Requirement
Return each entry exactly, with none missing.
Begin
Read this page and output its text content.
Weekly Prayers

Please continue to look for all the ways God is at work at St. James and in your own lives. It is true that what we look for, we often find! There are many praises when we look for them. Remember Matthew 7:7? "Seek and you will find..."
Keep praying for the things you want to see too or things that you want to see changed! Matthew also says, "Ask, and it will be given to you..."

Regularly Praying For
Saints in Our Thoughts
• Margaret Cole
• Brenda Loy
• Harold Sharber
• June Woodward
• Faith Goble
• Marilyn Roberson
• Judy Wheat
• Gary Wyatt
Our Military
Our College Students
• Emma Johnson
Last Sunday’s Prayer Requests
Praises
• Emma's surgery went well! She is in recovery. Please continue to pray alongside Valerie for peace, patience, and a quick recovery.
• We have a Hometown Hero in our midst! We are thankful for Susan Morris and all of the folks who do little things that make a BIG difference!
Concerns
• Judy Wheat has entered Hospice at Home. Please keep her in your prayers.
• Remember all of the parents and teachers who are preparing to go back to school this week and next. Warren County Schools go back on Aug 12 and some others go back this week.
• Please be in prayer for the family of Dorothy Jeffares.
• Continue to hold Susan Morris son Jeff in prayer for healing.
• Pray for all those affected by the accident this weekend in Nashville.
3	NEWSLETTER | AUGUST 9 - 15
End
Finished task
Read this page and output its text content.
Weekly Prayers

Please continue to look for all the ways God is at work at St. James and in your own lives. It is true that what we look for, we often find! There are many praises when we look for them. Remember Matthew 7:7? "Seek and you will find..."
Keep praying for the things you want to see too or things that you want to see changed! Matthew also says, "Ask, and it will be given to you..."

Regularly Praying For
Saints in Our Thoughts
• Margaret Cole
• Brenda Loy
• Harold Sharber
• June Woodward
• Faith Goble
• Marilyn Roberson
• Judy Wheat
• Gary Wyatt
Our Military
Our College Students
• Emma Johnson
Last Sunday’s Prayer Requests
Praises
• Emma's surgery went well! She is in recovery. Please continue to pray alongside Valerie for peace, patience, and a quick recovery.
• We have a Hometown Hero in our midst! We are thankful for Susan Morris and all of the folks who do little things that make a BIG difference!
Concerns
• Judy Wheat has entered Hospice at Home. Please keep her in your prayers.
• Remember all of the parents and teachers who are preparing to go back to school this week and next. Warren County Schools go back on Aug 12 and some others go back this week.
• Please be in prayer for the family of Dorothy Jeffares.
• Continue to hold Susan Morris son Jeff in prayer for healing.
• Pray for all those affected by the accident this weekend in Nashville.
3	NEWSLETTER | AUGUST 9 - 15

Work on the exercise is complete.